Data shown:
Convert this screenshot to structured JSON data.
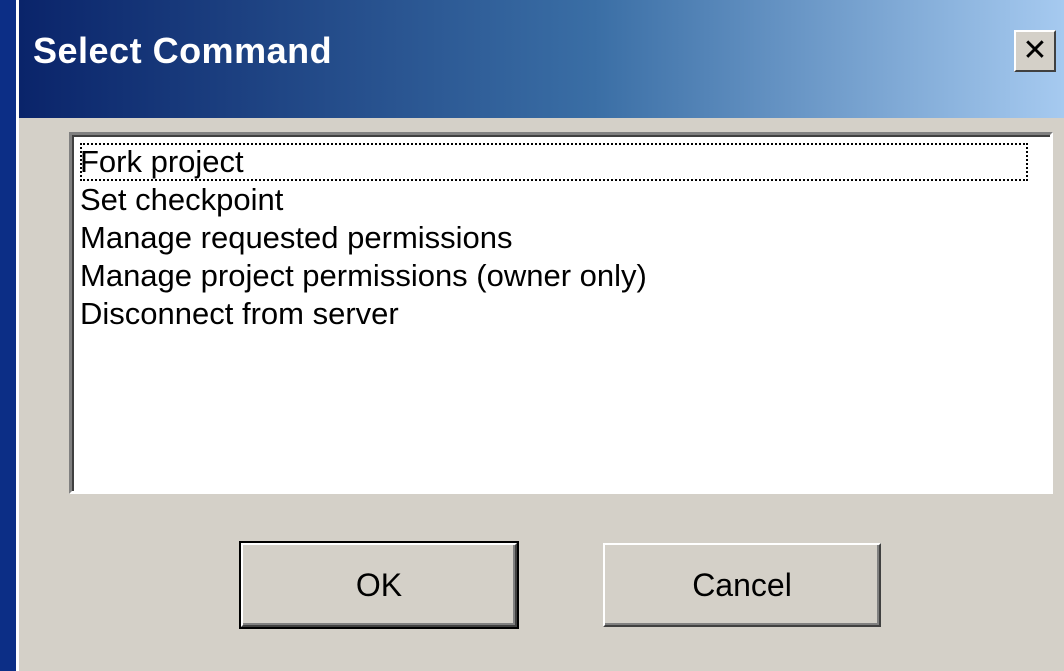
{
  "dialog": {
    "title": "Select Command",
    "close_icon": "close-icon"
  },
  "list": {
    "items": [
      "Fork project",
      "Set checkpoint",
      "Manage requested permissions",
      "Manage project permissions (owner only)",
      "Disconnect from server"
    ],
    "focused_index": 0
  },
  "buttons": {
    "ok_label": "OK",
    "cancel_label": "Cancel"
  },
  "colors": {
    "titlebar_start": "#0a246a",
    "titlebar_end": "#a6caf0",
    "dialog_face": "#d4d0c8"
  }
}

Work to complete:
Write out every entry again word for word, without any of the pictures.

Result of this exercise:
Convert this screenshot to structured JSON data.
{
  "dialog": {
    "title": "Select Command",
    "close_icon": "close-icon"
  },
  "list": {
    "items": [
      "Fork project",
      "Set checkpoint",
      "Manage requested permissions",
      "Manage project permissions (owner only)",
      "Disconnect from server"
    ],
    "focused_index": 0
  },
  "buttons": {
    "ok_label": "OK",
    "cancel_label": "Cancel"
  },
  "colors": {
    "titlebar_start": "#0a246a",
    "titlebar_end": "#a6caf0",
    "dialog_face": "#d4d0c8"
  }
}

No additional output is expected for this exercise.